Set out the records as a JSON list of strings, one string per line, with blank lines left out. Begin at the first line of the records and stop after the line that contains "- right-stat-bar: [420, 211, 508, 215]".

:: Data to process ::

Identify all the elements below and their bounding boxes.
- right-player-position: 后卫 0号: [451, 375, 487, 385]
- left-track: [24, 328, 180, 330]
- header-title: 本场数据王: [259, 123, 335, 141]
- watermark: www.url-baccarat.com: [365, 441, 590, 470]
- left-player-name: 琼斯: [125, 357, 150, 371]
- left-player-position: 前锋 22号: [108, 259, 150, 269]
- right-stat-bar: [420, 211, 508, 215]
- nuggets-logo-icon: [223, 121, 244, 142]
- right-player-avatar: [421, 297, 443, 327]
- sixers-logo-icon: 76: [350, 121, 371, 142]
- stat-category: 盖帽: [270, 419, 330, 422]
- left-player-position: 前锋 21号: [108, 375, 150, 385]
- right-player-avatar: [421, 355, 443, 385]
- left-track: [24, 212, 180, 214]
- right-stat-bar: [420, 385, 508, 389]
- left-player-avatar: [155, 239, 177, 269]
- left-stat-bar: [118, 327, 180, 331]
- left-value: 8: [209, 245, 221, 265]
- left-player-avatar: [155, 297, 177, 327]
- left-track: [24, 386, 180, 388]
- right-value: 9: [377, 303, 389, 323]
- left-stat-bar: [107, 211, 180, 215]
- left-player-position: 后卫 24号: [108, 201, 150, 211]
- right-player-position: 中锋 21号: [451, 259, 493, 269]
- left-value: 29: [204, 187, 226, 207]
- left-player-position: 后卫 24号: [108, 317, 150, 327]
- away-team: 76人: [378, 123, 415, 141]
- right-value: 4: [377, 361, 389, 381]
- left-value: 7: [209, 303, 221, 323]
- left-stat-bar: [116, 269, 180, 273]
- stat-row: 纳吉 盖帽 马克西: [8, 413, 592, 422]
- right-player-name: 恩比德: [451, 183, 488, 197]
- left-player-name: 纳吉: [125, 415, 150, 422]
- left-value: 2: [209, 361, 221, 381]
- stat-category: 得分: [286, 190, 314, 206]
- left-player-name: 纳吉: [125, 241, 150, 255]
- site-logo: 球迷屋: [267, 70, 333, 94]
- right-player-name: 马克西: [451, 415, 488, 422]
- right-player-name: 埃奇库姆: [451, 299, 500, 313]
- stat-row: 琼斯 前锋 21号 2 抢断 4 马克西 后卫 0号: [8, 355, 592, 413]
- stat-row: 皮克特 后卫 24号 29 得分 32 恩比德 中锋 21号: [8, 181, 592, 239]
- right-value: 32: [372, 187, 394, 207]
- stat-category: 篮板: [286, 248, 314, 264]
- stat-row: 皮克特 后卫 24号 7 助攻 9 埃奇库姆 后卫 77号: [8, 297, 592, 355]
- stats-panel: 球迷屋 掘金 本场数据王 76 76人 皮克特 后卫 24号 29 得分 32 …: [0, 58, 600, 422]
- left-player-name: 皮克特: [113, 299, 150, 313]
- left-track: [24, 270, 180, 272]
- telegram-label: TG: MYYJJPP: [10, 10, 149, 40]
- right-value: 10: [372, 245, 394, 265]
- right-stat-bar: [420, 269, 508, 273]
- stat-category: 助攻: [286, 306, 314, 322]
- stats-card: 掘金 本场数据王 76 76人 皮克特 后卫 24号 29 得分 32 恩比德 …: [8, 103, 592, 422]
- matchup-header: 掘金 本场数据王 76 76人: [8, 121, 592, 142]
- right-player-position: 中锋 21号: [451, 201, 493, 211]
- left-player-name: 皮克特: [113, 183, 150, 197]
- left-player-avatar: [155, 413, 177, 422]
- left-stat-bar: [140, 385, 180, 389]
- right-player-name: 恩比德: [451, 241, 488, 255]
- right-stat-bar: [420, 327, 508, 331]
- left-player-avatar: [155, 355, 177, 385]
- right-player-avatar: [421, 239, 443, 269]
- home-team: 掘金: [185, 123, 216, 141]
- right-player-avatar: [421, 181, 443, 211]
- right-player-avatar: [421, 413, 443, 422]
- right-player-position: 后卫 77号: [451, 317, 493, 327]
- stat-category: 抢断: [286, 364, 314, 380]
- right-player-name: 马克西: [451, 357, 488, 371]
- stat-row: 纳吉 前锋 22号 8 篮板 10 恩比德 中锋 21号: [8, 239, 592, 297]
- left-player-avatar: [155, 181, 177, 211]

:::

| Written response |
[
  "Identify all the elements below and their bounding boxes.",
  "- right-player-position: 后卫 0号: [451, 375, 487, 385]",
  "- left-track: [24, 328, 180, 330]",
  "- header-title: 本场数据王: [259, 123, 335, 141]",
  "- watermark: www.url-baccarat.com: [365, 441, 590, 470]",
  "- left-player-name: 琼斯: [125, 357, 150, 371]",
  "- left-player-position: 前锋 22号: [108, 259, 150, 269]",
  "- right-stat-bar: [420, 211, 508, 215]"
]